**WHAT THE EXERCISE ASKS**
Without the pictures, copy the entries below word for word.
====== SUPPLIED RECORDS ======
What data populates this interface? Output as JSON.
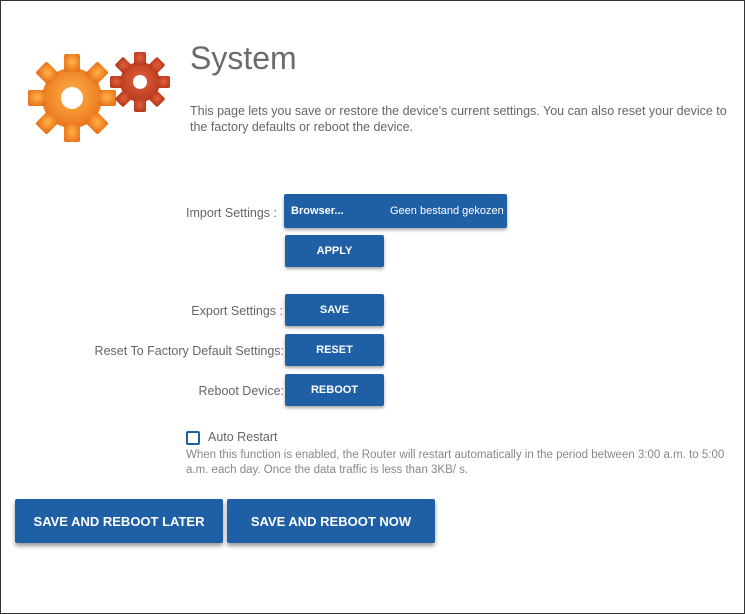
{
  "header": {
    "title": "System",
    "description": "This page lets you save or restore the device's current settings. You can also reset your device to the factory defaults or reboot the device."
  },
  "import": {
    "label": "Import Settings :",
    "browse_label": "Browser...",
    "file_status": "Geen bestand gekozen",
    "apply_label": "APPLY"
  },
  "export": {
    "label": "Export Settings :",
    "button_label": "SAVE"
  },
  "reset": {
    "label": "Reset To Factory Default Settings:",
    "button_label": "RESET"
  },
  "reboot": {
    "label": "Reboot Device:",
    "button_label": "REBOOT"
  },
  "auto_restart": {
    "label": "Auto Restart",
    "checked": false,
    "note": "When this function is enabled, the Router will restart automatically in the period between 3:00 a.m. to 5:00 a.m. each day. Once the data traffic is less than 3KB/ s."
  },
  "actions": {
    "save_later_label": "SAVE AND REBOOT LATER",
    "save_now_label": "SAVE AND REBOOT NOW"
  },
  "colors": {
    "button_blue": "#1f5fa6",
    "gear_orange": "#f5891f",
    "gear_red": "#c84224"
  },
  "icons": {
    "logo": "gears-icon"
  }
}
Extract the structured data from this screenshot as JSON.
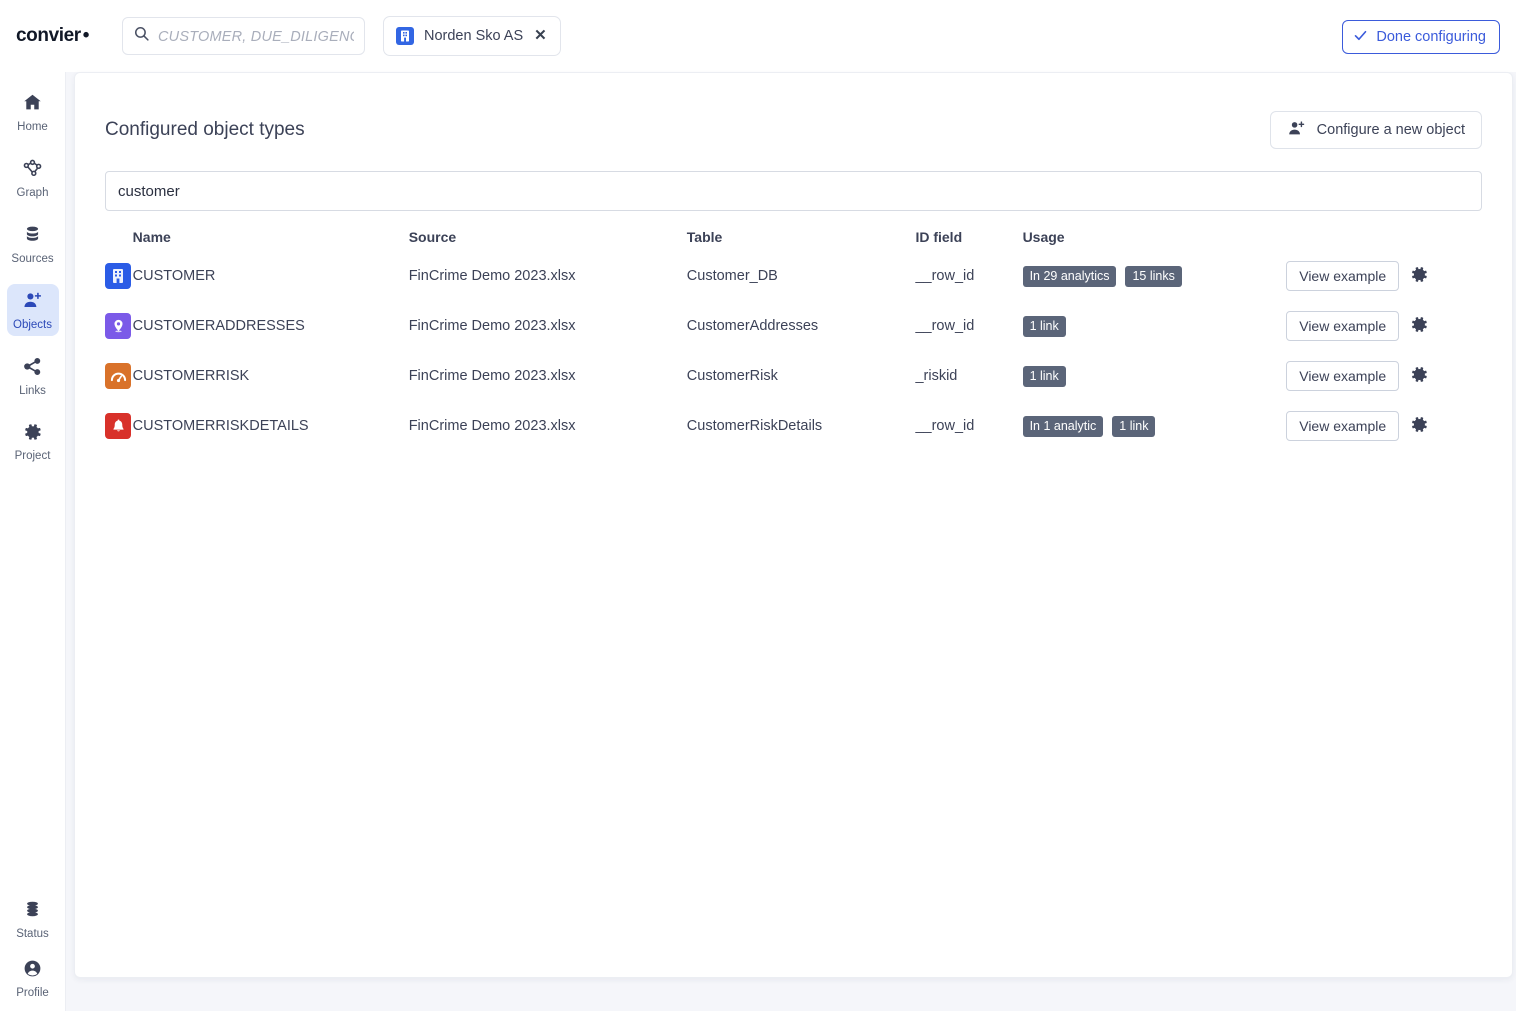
{
  "brand": {
    "name": "convier",
    "mark": "•"
  },
  "search": {
    "placeholder": "CUSTOMER, DUE_DILIGENCE.",
    "value": "",
    "icon": "search-icon"
  },
  "tab_chip": {
    "label": "Norden Sko AS",
    "icon": "building-icon",
    "close": "✕",
    "accent": "#3266e3"
  },
  "done_button": {
    "label": "Done configuring",
    "icon": "check-icon",
    "accent": "#3b5bdb"
  },
  "sidebar": {
    "items": [
      {
        "label": "Home",
        "icon": "home-icon",
        "active": false
      },
      {
        "label": "Graph",
        "icon": "graph-icon",
        "active": false
      },
      {
        "label": "Sources",
        "icon": "database-icon",
        "active": false
      },
      {
        "label": "Objects",
        "icon": "add-user-icon",
        "active": true
      },
      {
        "label": "Links",
        "icon": "share-icon",
        "active": false
      },
      {
        "label": "Project",
        "icon": "gear-icon",
        "active": false
      }
    ],
    "bottom_items": [
      {
        "label": "Status",
        "icon": "stack-icon",
        "active": false
      },
      {
        "label": "Profile",
        "icon": "person-icon",
        "active": false
      }
    ],
    "active_bg": "#dce6fb"
  },
  "main": {
    "title": "Configured object types",
    "new_object_button": {
      "label": "Configure a new object",
      "icon": "add-user-icon"
    },
    "filter": {
      "value": "customer",
      "placeholder": ""
    },
    "columns": {
      "icon": "",
      "name": "Name",
      "source": "Source",
      "table": "Table",
      "id_field": "ID field",
      "usage": "Usage",
      "example": "",
      "settings": ""
    },
    "row_action_label": "View example",
    "row_settings_icon": "gear-icon",
    "rows": [
      {
        "icon": "building-icon",
        "icon_bg": "#2b5ce6",
        "name": "CUSTOMER",
        "source": "FinCrime Demo 2023.xlsx",
        "table": "Customer_DB",
        "id_field": "__row_id",
        "usage": [
          "In 29 analytics",
          "15 links"
        ]
      },
      {
        "icon": "location-pin-icon",
        "icon_bg": "#7b5ae8",
        "name": "CUSTOMERADDRESSES",
        "source": "FinCrime Demo 2023.xlsx",
        "table": "CustomerAddresses",
        "id_field": "__row_id",
        "usage": [
          "1 link"
        ]
      },
      {
        "icon": "gauge-icon",
        "icon_bg": "#d9722a",
        "name": "CUSTOMERRISK",
        "source": "FinCrime Demo 2023.xlsx",
        "table": "CustomerRisk",
        "id_field": "_riskid",
        "usage": [
          "1 link"
        ]
      },
      {
        "icon": "bell-icon",
        "icon_bg": "#d8312a",
        "name": "CUSTOMERRISKDETAILS",
        "source": "FinCrime Demo 2023.xlsx",
        "table": "CustomerRiskDetails",
        "id_field": "__row_id",
        "usage": [
          "In 1 analytic",
          "1 link"
        ]
      }
    ]
  },
  "colors": {
    "page_bg": "#f5f6fa",
    "badge_bg": "#5b6579",
    "text": "#3c4257",
    "accent": "#3b5bdb"
  }
}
======
**EXPECTED OUTPUT**
What data populates this interface? Output as JSON.
{
  "header": {
    "title": "System",
    "description": "This page lets you save or restore the device's current settings. You can also reset your device to the factory defaults or reboot the device."
  },
  "import": {
    "label": "Import Settings :",
    "browse_label": "Browser...",
    "file_status": "Geen bestand gekozen",
    "apply_label": "APPLY"
  },
  "export": {
    "label": "Export Settings :",
    "button_label": "SAVE"
  },
  "reset": {
    "label": "Reset To Factory Default Settings:",
    "button_label": "RESET"
  },
  "reboot": {
    "label": "Reboot Device:",
    "button_label": "REBOOT"
  },
  "auto_restart": {
    "label": "Auto Restart",
    "checked": false,
    "note": "When this function is enabled, the Router will restart automatically in the period between 3:00 a.m. to 5:00 a.m. each day. Once the data traffic is less than 3KB/ s."
  },
  "actions": {
    "save_later_label": "SAVE AND REBOOT LATER",
    "save_now_label": "SAVE AND REBOOT NOW"
  },
  "colors": {
    "button_blue": "#1f5fa6",
    "gear_orange": "#f5891f",
    "gear_red": "#c84224"
  },
  "icons": {
    "logo": "gears-icon"
  }
}
Extract the structured data from this screenshot as JSON.
{
  "brand": {
    "name": "convier",
    "mark": "•"
  },
  "search": {
    "placeholder": "CUSTOMER, DUE_DILIGENCE.",
    "value": "",
    "icon": "search-icon"
  },
  "tab_chip": {
    "label": "Norden Sko AS",
    "icon": "building-icon",
    "close": "✕",
    "accent": "#3266e3"
  },
  "done_button": {
    "label": "Done configuring",
    "icon": "check-icon",
    "accent": "#3b5bdb"
  },
  "sidebar": {
    "items": [
      {
        "label": "Home",
        "icon": "home-icon",
        "active": false
      },
      {
        "label": "Graph",
        "icon": "graph-icon",
        "active": false
      },
      {
        "label": "Sources",
        "icon": "database-icon",
        "active": false
      },
      {
        "label": "Objects",
        "icon": "add-user-icon",
        "active": true
      },
      {
        "label": "Links",
        "icon": "share-icon",
        "active": false
      },
      {
        "label": "Project",
        "icon": "gear-icon",
        "active": false
      }
    ],
    "bottom_items": [
      {
        "label": "Status",
        "icon": "stack-icon",
        "active": false
      },
      {
        "label": "Profile",
        "icon": "person-icon",
        "active": false
      }
    ],
    "active_bg": "#dce6fb"
  },
  "main": {
    "title": "Configured object types",
    "new_object_button": {
      "label": "Configure a new object",
      "icon": "add-user-icon"
    },
    "filter": {
      "value": "customer",
      "placeholder": ""
    },
    "columns": {
      "icon": "",
      "name": "Name",
      "source": "Source",
      "table": "Table",
      "id_field": "ID field",
      "usage": "Usage",
      "example": "",
      "settings": ""
    },
    "row_action_label": "View example",
    "row_settings_icon": "gear-icon",
    "rows": [
      {
        "icon": "building-icon",
        "icon_bg": "#2b5ce6",
        "name": "CUSTOMER",
        "source": "FinCrime Demo 2023.xlsx",
        "table": "Customer_DB",
        "id_field": "__row_id",
        "usage": [
          "In 29 analytics",
          "15 links"
        ]
      },
      {
        "icon": "location-pin-icon",
        "icon_bg": "#7b5ae8",
        "name": "CUSTOMERADDRESSES",
        "source": "FinCrime Demo 2023.xlsx",
        "table": "CustomerAddresses",
        "id_field": "__row_id",
        "usage": [
          "1 link"
        ]
      },
      {
        "icon": "gauge-icon",
        "icon_bg": "#d9722a",
        "name": "CUSTOMERRISK",
        "source": "FinCrime Demo 2023.xlsx",
        "table": "CustomerRisk",
        "id_field": "_riskid",
        "usage": [
          "1 link"
        ]
      },
      {
        "icon": "bell-icon",
        "icon_bg": "#d8312a",
        "name": "CUSTOMERRISKDETAILS",
        "source": "FinCrime Demo 2023.xlsx",
        "table": "CustomerRiskDetails",
        "id_field": "__row_id",
        "usage": [
          "In 1 analytic",
          "1 link"
        ]
      }
    ]
  },
  "colors": {
    "page_bg": "#f5f6fa",
    "badge_bg": "#5b6579",
    "text": "#3c4257",
    "accent": "#3b5bdb"
  }
}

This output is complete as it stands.